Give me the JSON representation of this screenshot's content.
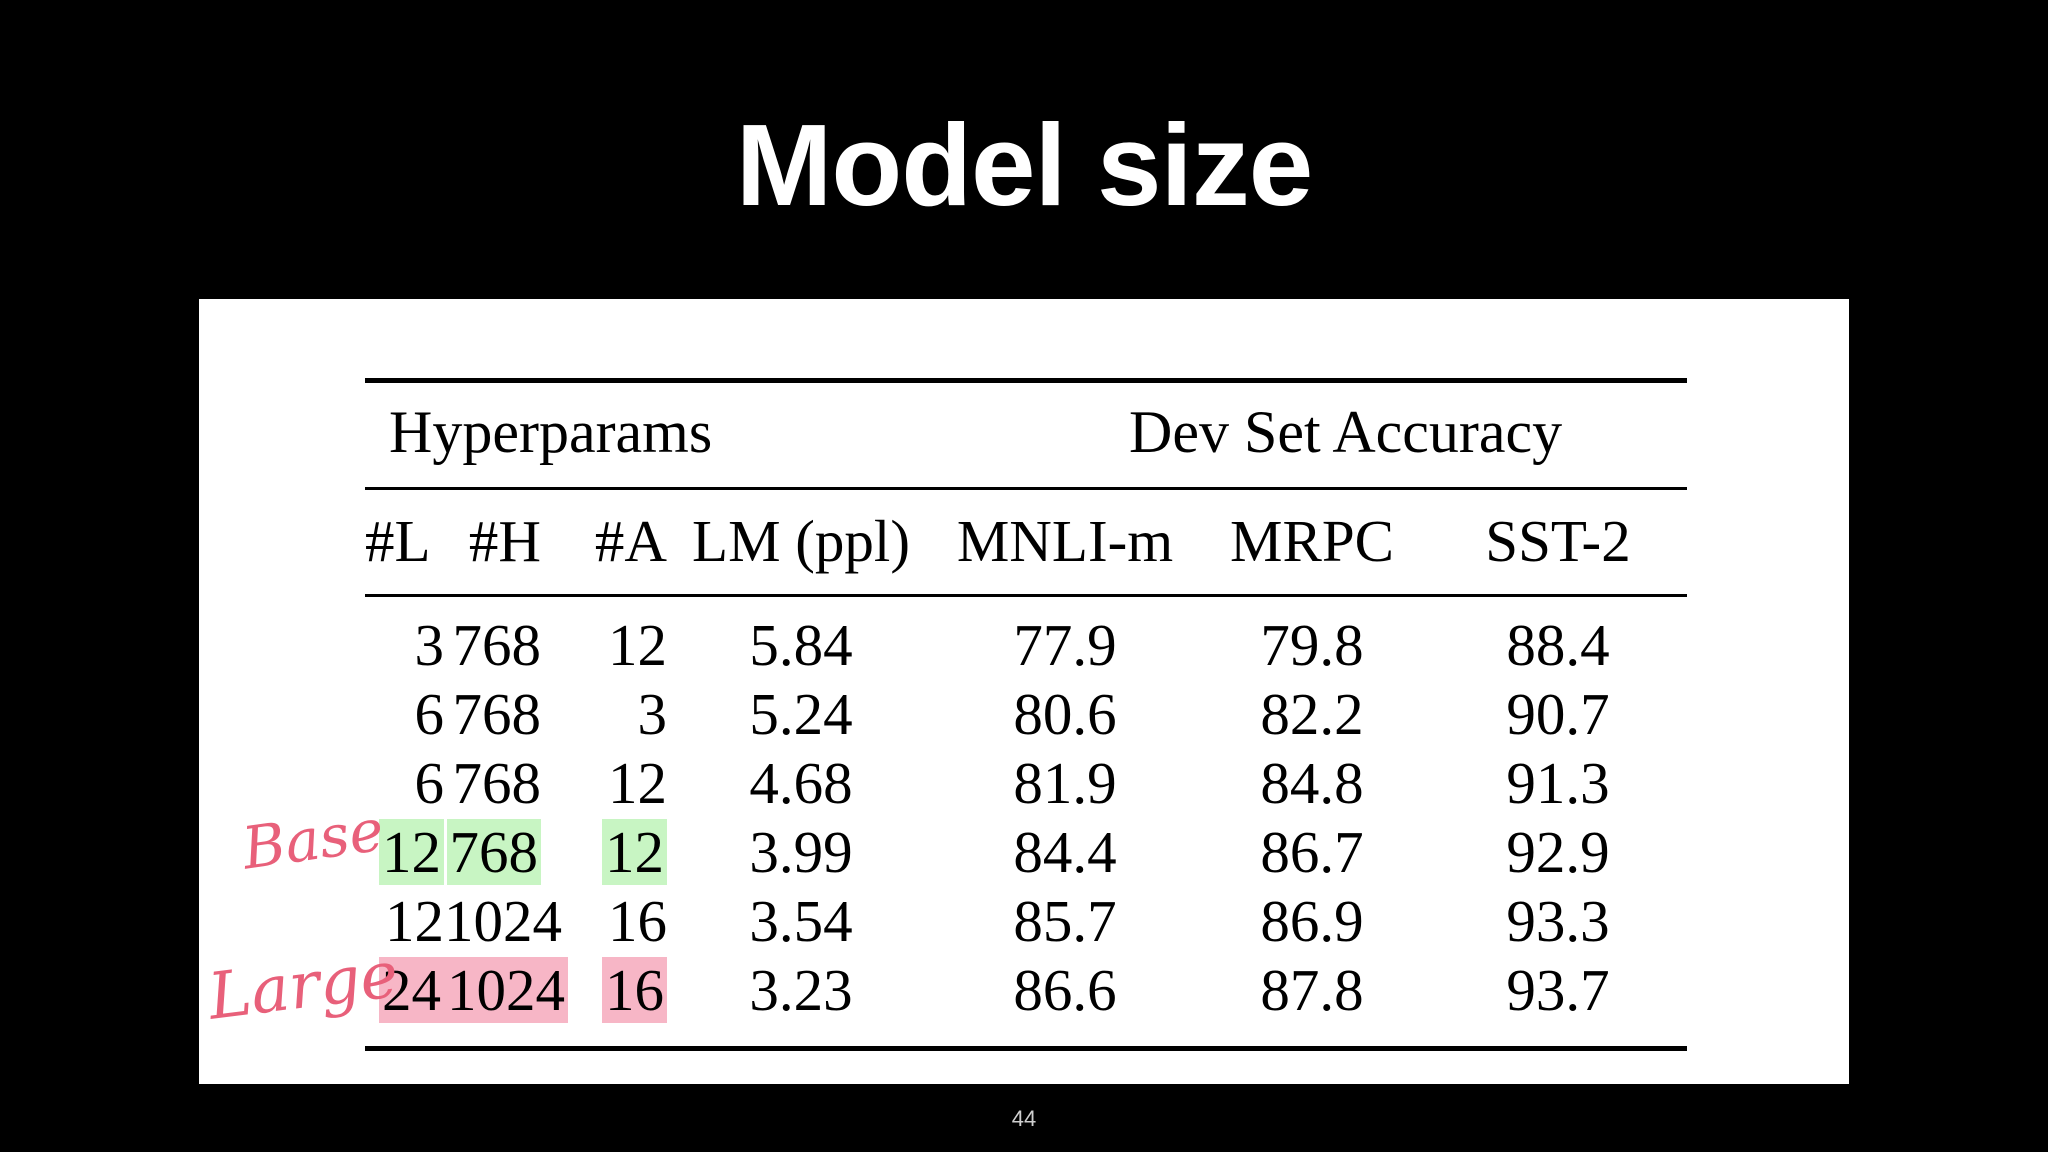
{
  "slide": {
    "title": "Model size",
    "page_number": "44"
  },
  "table": {
    "group_headers": [
      "Hyperparams",
      "Dev Set Accuracy"
    ],
    "columns": [
      "#L",
      "#H",
      "#A",
      "LM (ppl)",
      "MNLI-m",
      "MRPC",
      "SST-2"
    ],
    "rows": [
      [
        "3",
        "768",
        "12",
        "5.84",
        "77.9",
        "79.8",
        "88.4"
      ],
      [
        "6",
        "768",
        "3",
        "5.24",
        "80.6",
        "82.2",
        "90.7"
      ],
      [
        "6",
        "768",
        "12",
        "4.68",
        "81.9",
        "84.8",
        "91.3"
      ],
      [
        "12",
        "768",
        "12",
        "3.99",
        "84.4",
        "86.7",
        "92.9"
      ],
      [
        "12",
        "1024",
        "16",
        "3.54",
        "85.7",
        "86.9",
        "93.3"
      ],
      [
        "24",
        "1024",
        "16",
        "3.23",
        "86.6",
        "87.8",
        "93.7"
      ]
    ],
    "highlight_colors": {
      "base": "#c8f5c3",
      "large": "#f7b6c6"
    }
  },
  "annotations": {
    "base_label": "Base",
    "large_label": "Large",
    "ink_color": "#e8607a"
  }
}
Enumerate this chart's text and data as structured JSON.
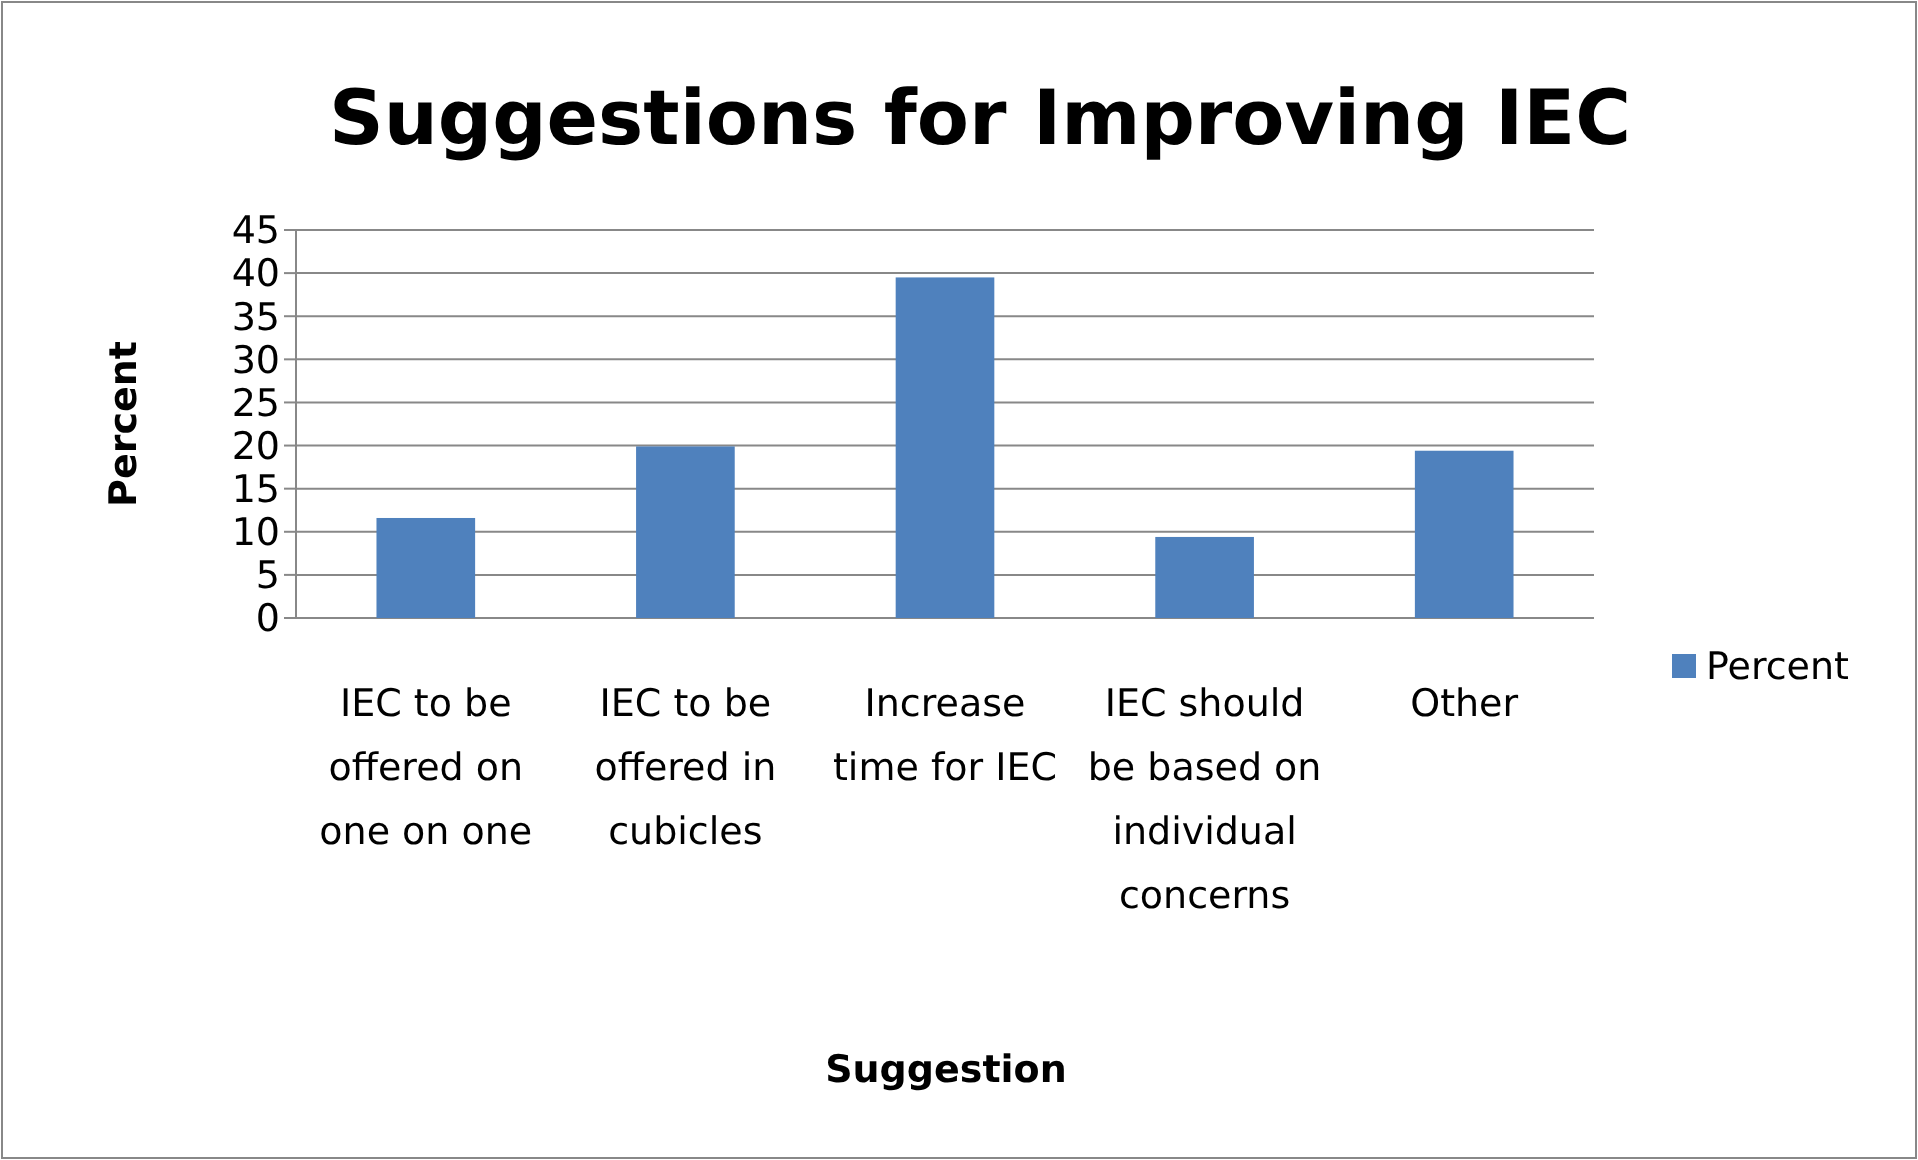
{
  "chart_data": {
    "type": "bar",
    "title": "Suggestions for Improving IEC",
    "xlabel": "Suggestion",
    "ylabel": "Percent",
    "categories": [
      "IEC to be offered on one on one",
      "IEC to be offered in cubicles",
      "Increase time for IEC",
      "IEC should be based on individual concerns",
      "Other"
    ],
    "series": [
      {
        "name": "Percent",
        "color": "#4f81bd",
        "values": [
          11.6,
          19.9,
          39.5,
          9.4,
          19.4
        ]
      }
    ],
    "ylim": [
      0,
      45
    ],
    "yticks": [
      0,
      5,
      10,
      15,
      20,
      25,
      30,
      35,
      40,
      45
    ],
    "grid": "y",
    "legend": "right"
  }
}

════════════════════

- **Written exercise**:
Among the lines of the listing, how many hold the string "title"? Respond with only the number.

- **Exercise result**:
2